--- BEGIN ---
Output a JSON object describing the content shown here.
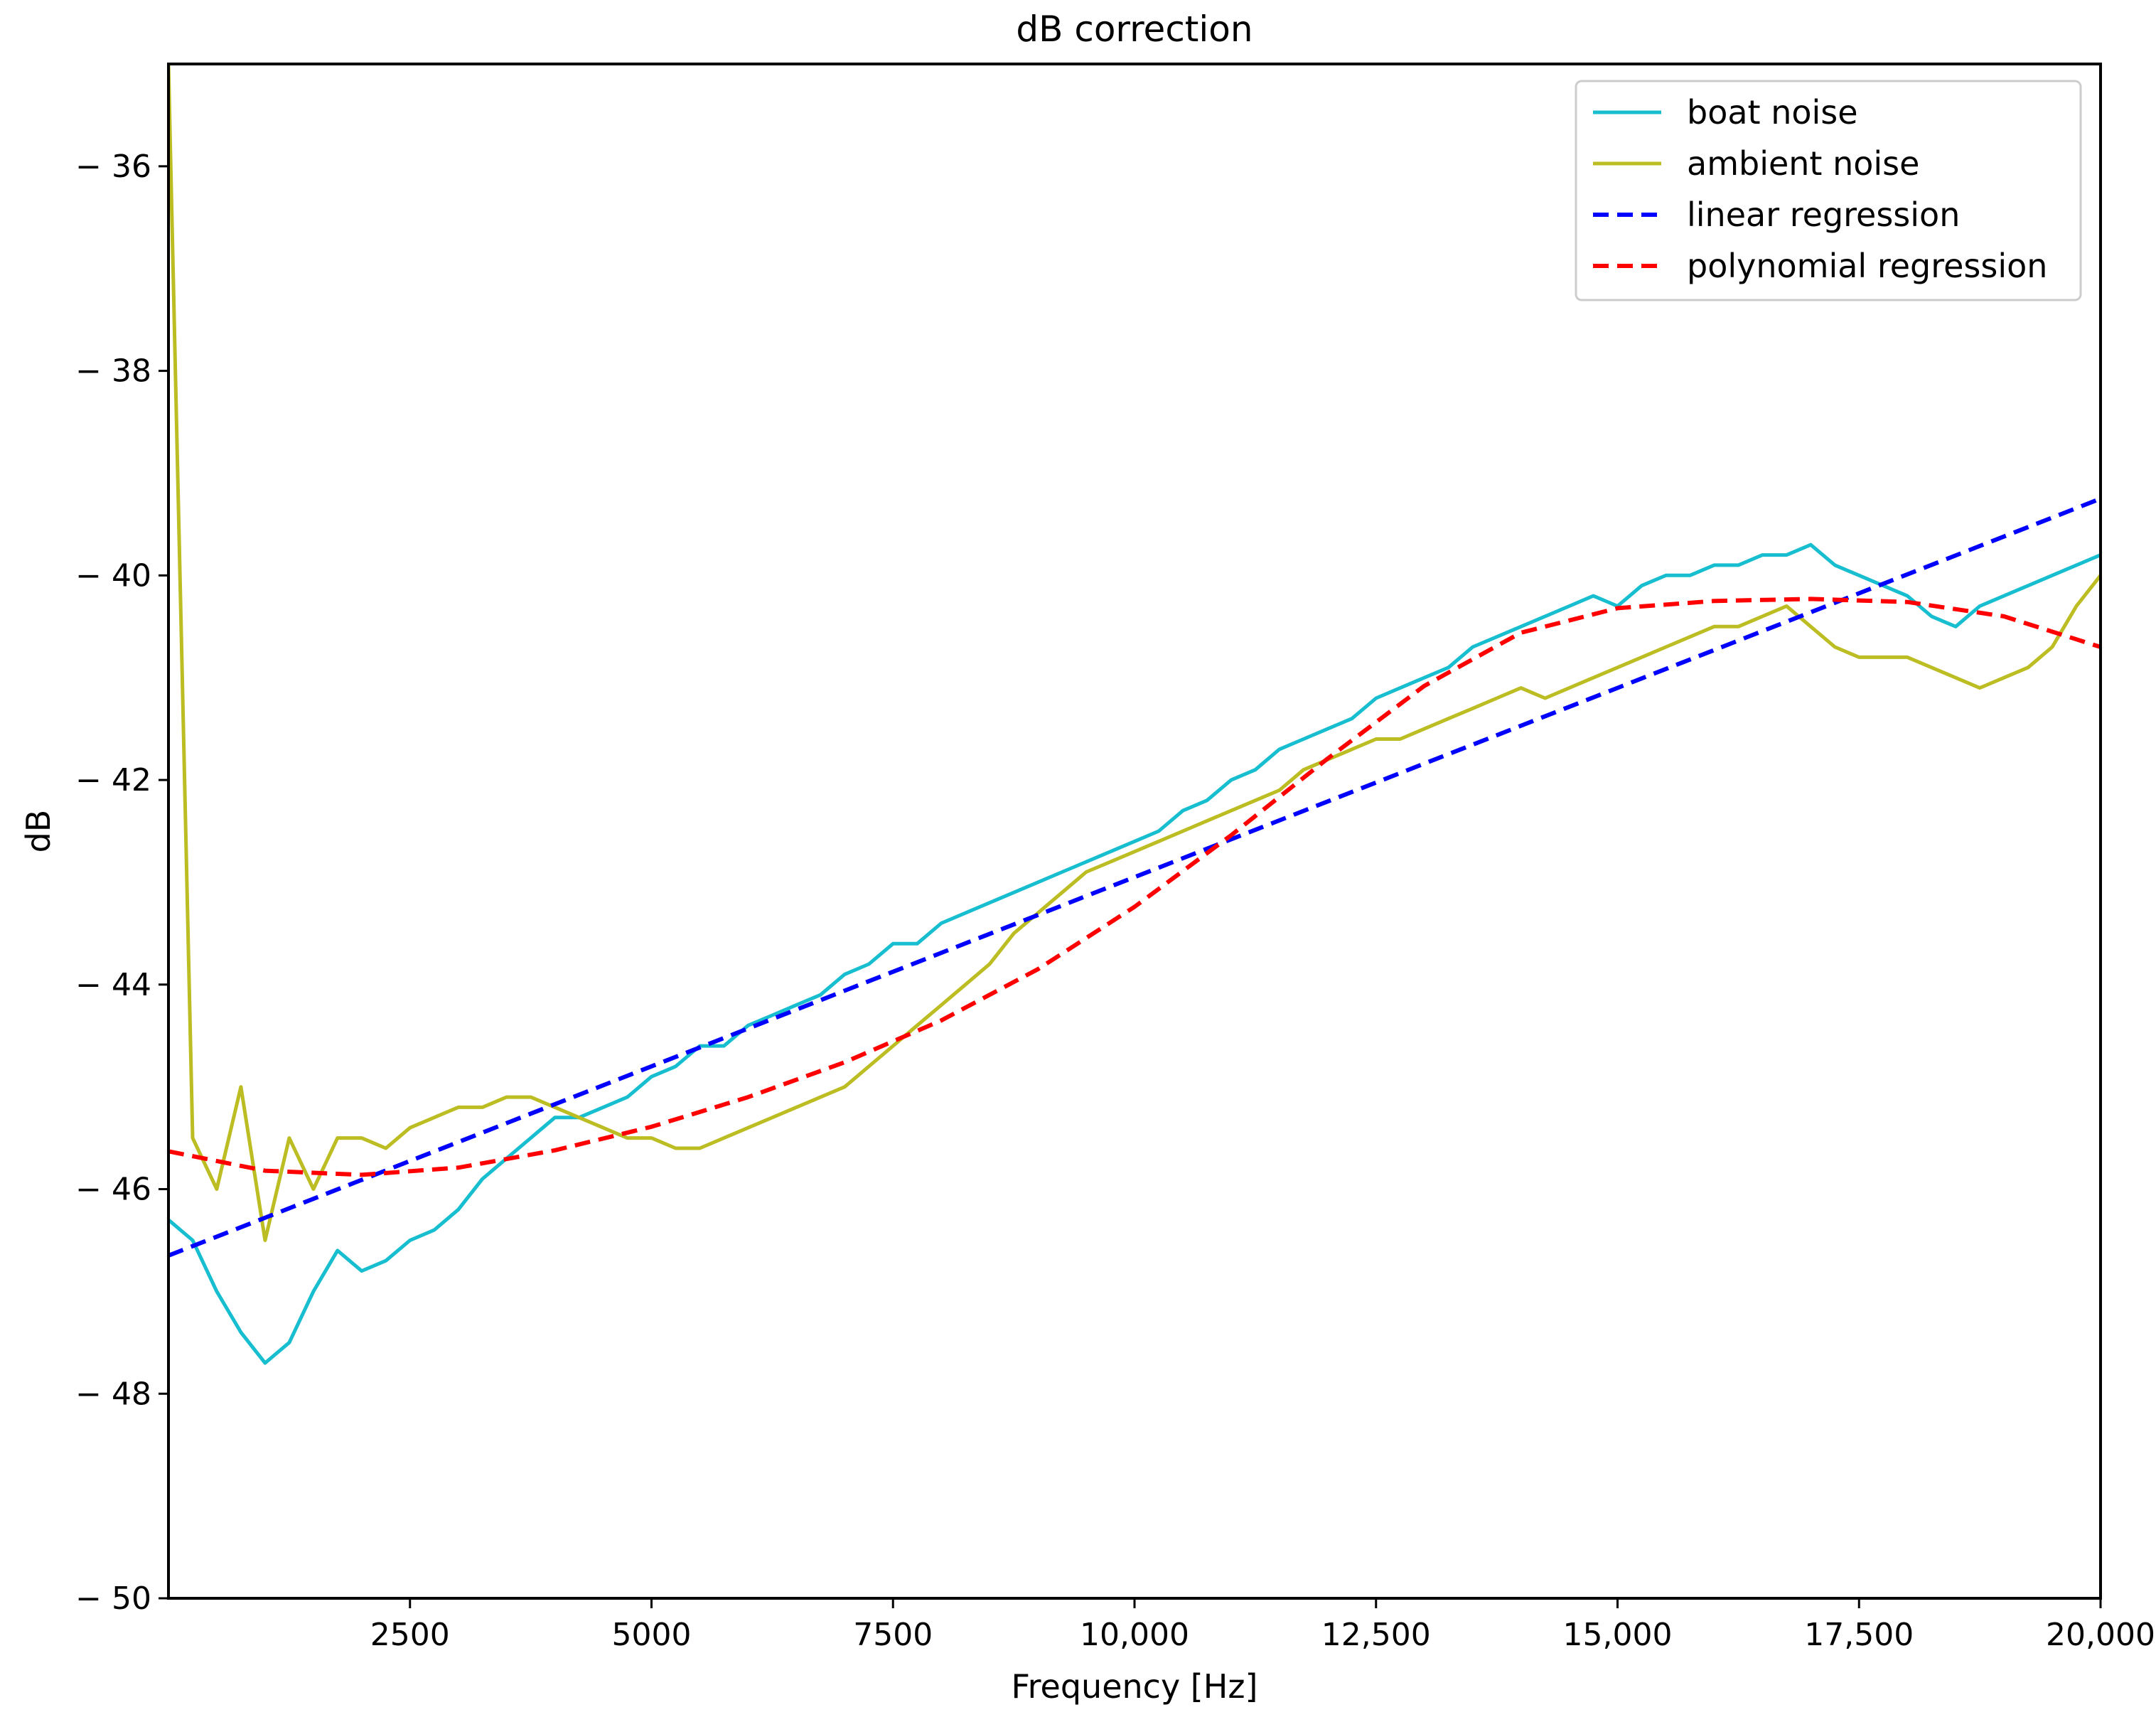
{
  "chart_data": {
    "type": "line",
    "title": "dB correction",
    "xlabel": "Frequency [Hz]",
    "ylabel": "dB",
    "xlim": [
      0,
      20000
    ],
    "ylim": [
      -50,
      -35
    ],
    "xticks": [
      2500,
      5000,
      7500,
      10000,
      12500,
      15000,
      17500,
      20000
    ],
    "xtick_labels": [
      "2500",
      "5000",
      "7500",
      "10,000",
      "12,500",
      "15,000",
      "17,500",
      "20,000"
    ],
    "yticks": [
      -36,
      -38,
      -40,
      -42,
      -44,
      -46,
      -48,
      -50
    ],
    "ytick_labels": [
      "− 36",
      "− 38",
      "− 40",
      "− 42",
      "− 44",
      "− 46",
      "− 48",
      "− 50"
    ],
    "grid": false,
    "legend_position": "top-right",
    "series": [
      {
        "name": "boat noise",
        "color": "#17becf",
        "style": "solid",
        "x": [
          0,
          250,
          500,
          750,
          1000,
          1250,
          1500,
          1750,
          2000,
          2250,
          2500,
          2750,
          3000,
          3250,
          3500,
          3750,
          4000,
          4250,
          4500,
          4750,
          5000,
          5250,
          5500,
          5750,
          6000,
          6250,
          6500,
          6750,
          7000,
          7250,
          7500,
          7750,
          8000,
          8250,
          8500,
          8750,
          9000,
          9250,
          9500,
          9750,
          10000,
          10250,
          10500,
          10750,
          11000,
          11250,
          11500,
          11750,
          12000,
          12250,
          12500,
          12750,
          13000,
          13250,
          13500,
          13750,
          14000,
          14250,
          14500,
          14750,
          15000,
          15250,
          15500,
          15750,
          16000,
          16250,
          16500,
          16750,
          17000,
          17250,
          17500,
          17750,
          18000,
          18250,
          18500,
          18750,
          19000,
          19250,
          19500,
          19750,
          20000
        ],
        "values": [
          -46.3,
          -46.5,
          -47.0,
          -47.4,
          -47.7,
          -47.5,
          -47.0,
          -46.6,
          -46.8,
          -46.7,
          -46.5,
          -46.4,
          -46.2,
          -45.9,
          -45.7,
          -45.5,
          -45.3,
          -45.3,
          -45.2,
          -45.1,
          -44.9,
          -44.8,
          -44.6,
          -44.6,
          -44.4,
          -44.3,
          -44.2,
          -44.1,
          -43.9,
          -43.8,
          -43.6,
          -43.6,
          -43.4,
          -43.3,
          -43.2,
          -43.1,
          -43.0,
          -42.9,
          -42.8,
          -42.7,
          -42.6,
          -42.5,
          -42.3,
          -42.2,
          -42.0,
          -41.9,
          -41.7,
          -41.6,
          -41.5,
          -41.4,
          -41.2,
          -41.1,
          -41.0,
          -40.9,
          -40.7,
          -40.6,
          -40.5,
          -40.4,
          -40.3,
          -40.2,
          -40.3,
          -40.1,
          -40.0,
          -40.0,
          -39.9,
          -39.9,
          -39.8,
          -39.8,
          -39.7,
          -39.9,
          -40.0,
          -40.1,
          -40.2,
          -40.4,
          -40.5,
          -40.3,
          -40.2,
          -40.1,
          -40.0,
          -39.9,
          -39.8
        ]
      },
      {
        "name": "ambient noise",
        "color": "#bcbd22",
        "style": "solid",
        "x": [
          0,
          250,
          500,
          750,
          1000,
          1250,
          1500,
          1750,
          2000,
          2250,
          2500,
          2750,
          3000,
          3250,
          3500,
          3750,
          4000,
          4250,
          4500,
          4750,
          5000,
          5250,
          5500,
          5750,
          6000,
          6250,
          6500,
          6750,
          7000,
          7250,
          7500,
          7750,
          8000,
          8250,
          8500,
          8750,
          9000,
          9250,
          9500,
          9750,
          10000,
          10250,
          10500,
          10750,
          11000,
          11250,
          11500,
          11750,
          12000,
          12250,
          12500,
          12750,
          13000,
          13250,
          13500,
          13750,
          14000,
          14250,
          14500,
          14750,
          15000,
          15250,
          15500,
          15750,
          16000,
          16250,
          16500,
          16750,
          17000,
          17250,
          17500,
          17750,
          18000,
          18250,
          18500,
          18750,
          19000,
          19250,
          19500,
          19750,
          20000
        ],
        "values": [
          -35.0,
          -45.5,
          -46.0,
          -45.0,
          -46.5,
          -45.5,
          -46.0,
          -45.5,
          -45.5,
          -45.6,
          -45.4,
          -45.3,
          -45.2,
          -45.2,
          -45.1,
          -45.1,
          -45.2,
          -45.3,
          -45.4,
          -45.5,
          -45.5,
          -45.6,
          -45.6,
          -45.5,
          -45.4,
          -45.3,
          -45.2,
          -45.1,
          -45.0,
          -44.8,
          -44.6,
          -44.4,
          -44.2,
          -44.0,
          -43.8,
          -43.5,
          -43.3,
          -43.1,
          -42.9,
          -42.8,
          -42.7,
          -42.6,
          -42.5,
          -42.4,
          -42.3,
          -42.2,
          -42.1,
          -41.9,
          -41.8,
          -41.7,
          -41.6,
          -41.6,
          -41.5,
          -41.4,
          -41.3,
          -41.2,
          -41.1,
          -41.2,
          -41.1,
          -41.0,
          -40.9,
          -40.8,
          -40.7,
          -40.6,
          -40.5,
          -40.5,
          -40.4,
          -40.3,
          -40.5,
          -40.7,
          -40.8,
          -40.8,
          -40.8,
          -40.9,
          -41.0,
          -41.1,
          -41.0,
          -40.9,
          -40.7,
          -40.3,
          -40.0
        ]
      },
      {
        "name": "linear regression",
        "color": "#0000ff",
        "style": "dashed",
        "x": [
          0,
          20000
        ],
        "values": [
          -46.65,
          -39.25
        ]
      },
      {
        "name": "polynomial regression",
        "color": "#ff0000",
        "style": "dashed",
        "x": [
          0,
          1000,
          2000,
          3000,
          4000,
          5000,
          6000,
          7000,
          8000,
          9000,
          10000,
          11000,
          12000,
          13000,
          14000,
          15000,
          16000,
          17000,
          18000,
          19000,
          20000
        ],
        "values": [
          -45.63,
          -45.82,
          -45.86,
          -45.79,
          -45.62,
          -45.39,
          -45.1,
          -44.76,
          -44.35,
          -43.85,
          -43.24,
          -42.54,
          -41.79,
          -41.08,
          -40.56,
          -40.32,
          -40.25,
          -40.23,
          -40.26,
          -40.4,
          -40.7
        ]
      }
    ]
  }
}
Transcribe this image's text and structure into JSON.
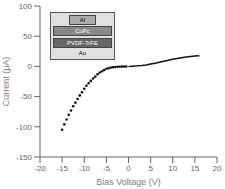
{
  "chart_data": {
    "type": "line",
    "xlabel": "Bias Voltage (V)",
    "ylabel": "Current (μA)",
    "xlim": [
      -20,
      20
    ],
    "ylim": [
      -150,
      100
    ],
    "xticks": [
      -20,
      -15,
      -10,
      -5,
      0,
      5,
      10,
      15,
      20
    ],
    "yticks": [
      -150,
      -100,
      -50,
      0,
      50,
      100
    ],
    "grid": false,
    "annotations": [
      "Al",
      "CuPc",
      "PVDF-TrFE",
      "Au"
    ],
    "series": [
      {
        "type": "scatter",
        "color": "#111111",
        "x": [
          -15.0,
          -14.5,
          -14.0,
          -13.5,
          -13.0,
          -12.5,
          -12.0,
          -11.5,
          -11.0,
          -10.5,
          -10.0,
          -9.5,
          -9.0,
          -8.5,
          -8.0,
          -7.5,
          -7.0,
          -6.5,
          -6.0,
          -5.5,
          -5.0,
          -4.5,
          -4.0,
          -3.5,
          -3.0,
          -2.5,
          -2.0,
          -1.5,
          -1.0,
          -0.5
        ],
        "values": [
          -105,
          -96,
          -88,
          -80,
          -73,
          -66,
          -60,
          -54,
          -48,
          -43,
          -37,
          -32,
          -28,
          -24,
          -20,
          -17,
          -13,
          -10,
          -8,
          -6,
          -4,
          -3,
          -2,
          -1.5,
          -1.0,
          -0.7,
          -0.5,
          -0.3,
          -0.15,
          -0.05
        ]
      },
      {
        "type": "line",
        "color": "#111111",
        "x": [
          0,
          1,
          2,
          3,
          4,
          5,
          6,
          7,
          8,
          9,
          10,
          11,
          12,
          13,
          14,
          15,
          16
        ],
        "values": [
          0,
          0.4,
          0.9,
          1.6,
          2.5,
          3.8,
          5.2,
          6.8,
          8.5,
          10.2,
          11.8,
          13.2,
          14.5,
          15.6,
          16.5,
          17.2,
          17.8
        ]
      }
    ]
  }
}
--- END ---
* [Problem description]
Within the data above, pick out all lines holding the word "name".

* [The result]
        "name": "boat noise",
        "name": "ambient noise",
        "name": "linear regression",
        "name": "polynomial regression",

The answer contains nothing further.